Work to complete
Write out the entries below once more, exactly.

(Saved data entries)
···
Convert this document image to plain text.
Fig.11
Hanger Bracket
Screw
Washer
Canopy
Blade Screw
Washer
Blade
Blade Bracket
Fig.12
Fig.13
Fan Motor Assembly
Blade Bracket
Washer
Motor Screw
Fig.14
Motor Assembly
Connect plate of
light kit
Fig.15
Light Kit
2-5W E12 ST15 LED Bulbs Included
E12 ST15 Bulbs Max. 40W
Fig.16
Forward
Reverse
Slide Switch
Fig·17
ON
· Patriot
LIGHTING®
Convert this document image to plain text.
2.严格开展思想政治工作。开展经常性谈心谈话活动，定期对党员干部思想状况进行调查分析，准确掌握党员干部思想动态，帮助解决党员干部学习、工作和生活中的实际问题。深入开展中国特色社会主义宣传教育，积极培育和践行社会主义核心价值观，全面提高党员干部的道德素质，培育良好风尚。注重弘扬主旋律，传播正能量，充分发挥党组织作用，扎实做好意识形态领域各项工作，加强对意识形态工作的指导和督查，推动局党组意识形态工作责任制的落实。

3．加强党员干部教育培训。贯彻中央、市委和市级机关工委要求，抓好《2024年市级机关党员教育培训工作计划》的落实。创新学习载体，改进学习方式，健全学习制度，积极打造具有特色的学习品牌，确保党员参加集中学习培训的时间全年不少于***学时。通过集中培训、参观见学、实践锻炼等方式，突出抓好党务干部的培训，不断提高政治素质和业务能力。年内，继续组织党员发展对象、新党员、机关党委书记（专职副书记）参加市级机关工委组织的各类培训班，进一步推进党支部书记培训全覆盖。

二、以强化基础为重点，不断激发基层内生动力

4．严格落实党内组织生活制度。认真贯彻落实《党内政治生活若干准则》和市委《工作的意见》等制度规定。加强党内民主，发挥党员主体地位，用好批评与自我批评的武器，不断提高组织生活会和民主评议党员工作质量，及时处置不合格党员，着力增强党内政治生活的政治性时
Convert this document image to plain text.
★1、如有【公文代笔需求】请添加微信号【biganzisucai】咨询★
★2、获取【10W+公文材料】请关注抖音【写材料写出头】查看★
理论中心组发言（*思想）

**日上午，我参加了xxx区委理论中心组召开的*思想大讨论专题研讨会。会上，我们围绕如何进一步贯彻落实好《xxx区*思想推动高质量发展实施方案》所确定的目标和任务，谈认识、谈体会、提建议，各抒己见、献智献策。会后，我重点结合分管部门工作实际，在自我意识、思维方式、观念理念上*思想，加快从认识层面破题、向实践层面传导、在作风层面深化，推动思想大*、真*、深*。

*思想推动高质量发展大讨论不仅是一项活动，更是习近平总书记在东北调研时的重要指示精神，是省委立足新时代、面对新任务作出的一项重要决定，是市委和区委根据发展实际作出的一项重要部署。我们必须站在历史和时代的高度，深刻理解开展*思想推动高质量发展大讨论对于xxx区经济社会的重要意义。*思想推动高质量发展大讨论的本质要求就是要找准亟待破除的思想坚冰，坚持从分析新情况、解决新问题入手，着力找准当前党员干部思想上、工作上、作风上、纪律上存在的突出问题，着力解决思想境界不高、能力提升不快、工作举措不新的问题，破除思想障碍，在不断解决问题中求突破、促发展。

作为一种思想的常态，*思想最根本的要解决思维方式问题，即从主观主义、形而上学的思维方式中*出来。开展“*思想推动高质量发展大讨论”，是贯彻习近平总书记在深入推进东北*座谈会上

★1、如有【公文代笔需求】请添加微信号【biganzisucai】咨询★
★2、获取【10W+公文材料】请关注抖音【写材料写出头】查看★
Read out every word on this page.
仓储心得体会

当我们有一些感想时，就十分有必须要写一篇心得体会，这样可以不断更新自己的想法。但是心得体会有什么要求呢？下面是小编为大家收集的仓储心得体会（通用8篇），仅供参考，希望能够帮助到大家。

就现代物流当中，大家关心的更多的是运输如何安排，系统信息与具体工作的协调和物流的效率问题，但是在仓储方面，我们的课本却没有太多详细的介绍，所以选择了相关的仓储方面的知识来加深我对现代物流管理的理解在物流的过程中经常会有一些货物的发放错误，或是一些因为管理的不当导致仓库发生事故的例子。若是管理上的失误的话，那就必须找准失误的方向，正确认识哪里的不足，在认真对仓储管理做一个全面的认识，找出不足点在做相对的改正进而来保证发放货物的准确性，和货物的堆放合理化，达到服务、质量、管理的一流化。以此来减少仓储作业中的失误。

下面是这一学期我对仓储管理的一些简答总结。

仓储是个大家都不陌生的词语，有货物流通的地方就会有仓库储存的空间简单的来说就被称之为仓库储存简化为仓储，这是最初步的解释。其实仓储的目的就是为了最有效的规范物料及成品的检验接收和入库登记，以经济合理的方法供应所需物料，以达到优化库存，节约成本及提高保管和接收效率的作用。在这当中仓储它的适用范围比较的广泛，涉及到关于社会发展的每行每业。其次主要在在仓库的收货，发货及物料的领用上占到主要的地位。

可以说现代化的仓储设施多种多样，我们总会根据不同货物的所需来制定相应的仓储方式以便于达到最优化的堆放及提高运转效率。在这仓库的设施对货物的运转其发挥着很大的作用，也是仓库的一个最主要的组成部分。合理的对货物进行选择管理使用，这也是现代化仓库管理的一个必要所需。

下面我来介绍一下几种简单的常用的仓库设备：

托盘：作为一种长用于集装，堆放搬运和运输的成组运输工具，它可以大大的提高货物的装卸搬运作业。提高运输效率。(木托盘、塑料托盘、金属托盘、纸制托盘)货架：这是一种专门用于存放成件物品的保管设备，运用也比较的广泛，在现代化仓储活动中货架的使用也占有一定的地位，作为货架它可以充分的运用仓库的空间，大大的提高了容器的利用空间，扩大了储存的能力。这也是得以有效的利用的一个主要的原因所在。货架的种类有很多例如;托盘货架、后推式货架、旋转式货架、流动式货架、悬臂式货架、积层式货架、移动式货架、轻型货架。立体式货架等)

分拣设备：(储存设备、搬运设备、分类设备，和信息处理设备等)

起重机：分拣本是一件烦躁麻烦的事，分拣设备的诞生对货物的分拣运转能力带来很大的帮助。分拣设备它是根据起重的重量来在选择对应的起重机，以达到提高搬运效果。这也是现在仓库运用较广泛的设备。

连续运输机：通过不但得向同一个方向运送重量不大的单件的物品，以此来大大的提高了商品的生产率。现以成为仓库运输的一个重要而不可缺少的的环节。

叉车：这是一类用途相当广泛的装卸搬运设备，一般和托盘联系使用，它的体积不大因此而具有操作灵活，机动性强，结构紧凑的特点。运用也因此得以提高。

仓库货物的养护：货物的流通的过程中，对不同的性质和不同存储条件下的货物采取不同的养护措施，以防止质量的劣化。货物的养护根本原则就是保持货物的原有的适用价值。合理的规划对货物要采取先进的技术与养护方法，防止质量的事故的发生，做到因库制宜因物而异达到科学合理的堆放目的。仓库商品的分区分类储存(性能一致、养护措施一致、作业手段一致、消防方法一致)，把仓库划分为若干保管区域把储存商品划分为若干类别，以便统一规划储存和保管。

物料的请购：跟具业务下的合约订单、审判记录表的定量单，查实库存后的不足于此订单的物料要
···
Correct result
Convert this document image to plain text.
Fig.11
Hanger Bracket
Screw
Washer
Canopy
Blade Screw
Washer
Blade
Blade Bracket
Fig.12
Fig.13
Fan Motor Assembly
Blade Bracket
Washer
Motor Screw
Fig.14
Motor Assembly
Connect plate of
light kit
Fig.15
Light Kit
2-5W E12 ST15 LED Bulbs Included
E12 ST15 Bulbs Max. 40W
Fig.16
Forward
Reverse
Slide Switch
Fig·17
ON
· Patriot
LIGHTING®
Convert this document image to plain text.
2.严格开展思想政治工作。开展经常性谈心谈话活动，定期对党员干部思想状况进行调查分析，准确掌握党员干部思想动态，帮助解决党员干部学习、工作和生活中的实际问题。深入开展中国特色社会主义宣传教育，积极培育和践行社会主义核心价值观，全面提高党员干部的道德素质，培育良好风尚。注重弘扬主旋律，传播正能量，充分发挥党组织作用，扎实做好意识形态领域各项工作，加强对意识形态工作的指导和督查，推动局党组意识形态工作责任制的落实。

3．加强党员干部教育培训。贯彻中央、市委和市级机关工委要求，抓好《2024年市级机关党员教育培训工作计划》的落实。创新学习载体，改进学习方式，健全学习制度，积极打造具有特色的学习品牌，确保党员参加集中学习培训的时间全年不少于***学时。通过集中培训、参观见学、实践锻炼等方式，突出抓好党务干部的培训，不断提高政治素质和业务能力。年内，继续组织党员发展对象、新党员、机关党委书记（专职副书记）参加市级机关工委组织的各类培训班，进一步推进党支部书记培训全覆盖。

二、以强化基础为重点，不断激发基层内生动力

4．严格落实党内组织生活制度。认真贯彻落实《党内政治生活若干准则》和市委《工作的意见》等制度规定。加强党内民主，发挥党员主体地位，用好批评与自我批评的武器，不断提高组织生活会和民主评议党员工作质量，及时处置不合格党员，着力增强党内政治生活的政治性时
Convert this document image to plain text.
★1、如有【公文代笔需求】请添加微信号【biganzisucai】咨询★
★2、获取【10W+公文材料】请关注抖音【写材料写出头】查看★
理论中心组发言（*思想）

**日上午，我参加了xxx区委理论中心组召开的*思想大讨论专题研讨会。会上，我们围绕如何进一步贯彻落实好《xxx区*思想推动高质量发展实施方案》所确定的目标和任务，谈认识、谈体会、提建议，各抒己见、献智献策。会后，我重点结合分管部门工作实际，在自我意识、思维方式、观念理念上*思想，加快从认识层面破题、向实践层面传导、在作风层面深化，推动思想大*、真*、深*。

*思想推动高质量发展大讨论不仅是一项活动，更是习近平总书记在东北调研时的重要指示精神，是省委立足新时代、面对新任务作出的一项重要决定，是市委和区委根据发展实际作出的一项重要部署。我们必须站在历史和时代的高度，深刻理解开展*思想推动高质量发展大讨论对于xxx区经济社会的重要意义。*思想推动高质量发展大讨论的本质要求就是要找准亟待破除的思想坚冰，坚持从分析新情况、解决新问题入手，着力找准当前党员干部思想上、工作上、作风上、纪律上存在的突出问题，着力解决思想境界不高、能力提升不快、工作举措不新的问题，破除思想障碍，在不断解决问题中求突破、促发展。

作为一种思想的常态，*思想最根本的要解决思维方式问题，即从主观主义、形而上学的思维方式中*出来。开展“*思想推动高质量发展大讨论”，是贯彻习近平总书记在深入推进东北*座谈会上

★1、如有【公文代笔需求】请添加微信号【biganzisucai】咨询★
★2、获取【10W+公文材料】请关注抖音【写材料写出头】查看★
Read out every word on this page.
仓储心得体会

当我们有一些感想时，就十分有必须要写一篇心得体会，这样可以不断更新自己的想法。但是心得体会有什么要求呢？下面是小编为大家收集的仓储心得体会（通用8篇），仅供参考，希望能够帮助到大家。

就现代物流当中，大家关心的更多的是运输如何安排，系统信息与具体工作的协调和物流的效率问题，但是在仓储方面，我们的课本却没有太多详细的介绍，所以选择了相关的仓储方面的知识来加深我对现代物流管理的理解在物流的过程中经常会有一些货物的发放错误，或是一些因为管理的不当导致仓库发生事故的例子。若是管理上的失误的话，那就必须找准失误的方向，正确认识哪里的不足，在认真对仓储管理做一个全面的认识，找出不足点在做相对的改正进而来保证发放货物的准确性，和货物的堆放合理化，达到服务、质量、管理的一流化。以此来减少仓储作业中的失误。

下面是这一学期我对仓储管理的一些简答总结。

仓储是个大家都不陌生的词语，有货物流通的地方就会有仓库储存的空间简单的来说就被称之为仓库储存简化为仓储，这是最初步的解释。其实仓储的目的就是为了最有效的规范物料及成品的检验接收和入库登记，以经济合理的方法供应所需物料，以达到优化库存，节约成本及提高保管和接收效率的作用。在这当中仓储它的适用范围比较的广泛，涉及到关于社会发展的每行每业。其次主要在在仓库的收货，发货及物料的领用上占到主要的地位。

可以说现代化的仓储设施多种多样，我们总会根据不同货物的所需来制定相应的仓储方式以便于达到最优化的堆放及提高运转效率。在这仓库的设施对货物的运转其发挥着很大的作用，也是仓库的一个最主要的组成部分。合理的对货物进行选择管理使用，这也是现代化仓库管理的一个必要所需。

下面我来介绍一下几种简单的常用的仓库设备：

托盘：作为一种长用于集装，堆放搬运和运输的成组运输工具，它可以大大的提高货物的装卸搬运作业。提高运输效率。(木托盘、塑料托盘、金属托盘、纸制托盘)货架：这是一种专门用于存放成件物品的保管设备，运用也比较的广泛，在现代化仓储活动中货架的使用也占有一定的地位，作为货架它可以充分的运用仓库的空间，大大的提高了容器的利用空间，扩大了储存的能力。这也是得以有效的利用的一个主要的原因所在。货架的种类有很多例如;托盘货架、后推式货架、旋转式货架、流动式货架、悬臂式货架、积层式货架、移动式货架、轻型货架。立体式货架等)

分拣设备：(储存设备、搬运设备、分类设备，和信息处理设备等)

起重机：分拣本是一件烦躁麻烦的事，分拣设备的诞生对货物的分拣运转能力带来很大的帮助。分拣设备它是根据起重的重量来在选择对应的起重机，以达到提高搬运效果。这也是现在仓库运用较广泛的设备。

连续运输机：通过不但得向同一个方向运送重量不大的单件的物品，以此来大大的提高了商品的生产率。现以成为仓库运输的一个重要而不可缺少的的环节。

叉车：这是一类用途相当广泛的装卸搬运设备，一般和托盘联系使用，它的体积不大因此而具有操作灵活，机动性强，结构紧凑的特点。运用也因此得以提高。

仓库货物的养护：货物的流通的过程中，对不同的性质和不同存储条件下的货物采取不同的养护措施，以防止质量的劣化。货物的养护根本原则就是保持货物的原有的适用价值。合理的规划对货物要采取先进的技术与养护方法，防止质量的事故的发生，做到因库制宜因物而异达到科学合理的堆放目的。仓库商品的分区分类储存(性能一致、养护措施一致、作业手段一致、消防方法一致)，把仓库划分为若干保管区域把储存商品划分为若干类别，以便统一规划储存和保管。

物料的请购：跟具业务下的合约订单、审判记录表的定量单，查实库存后的不足于此订单的物料要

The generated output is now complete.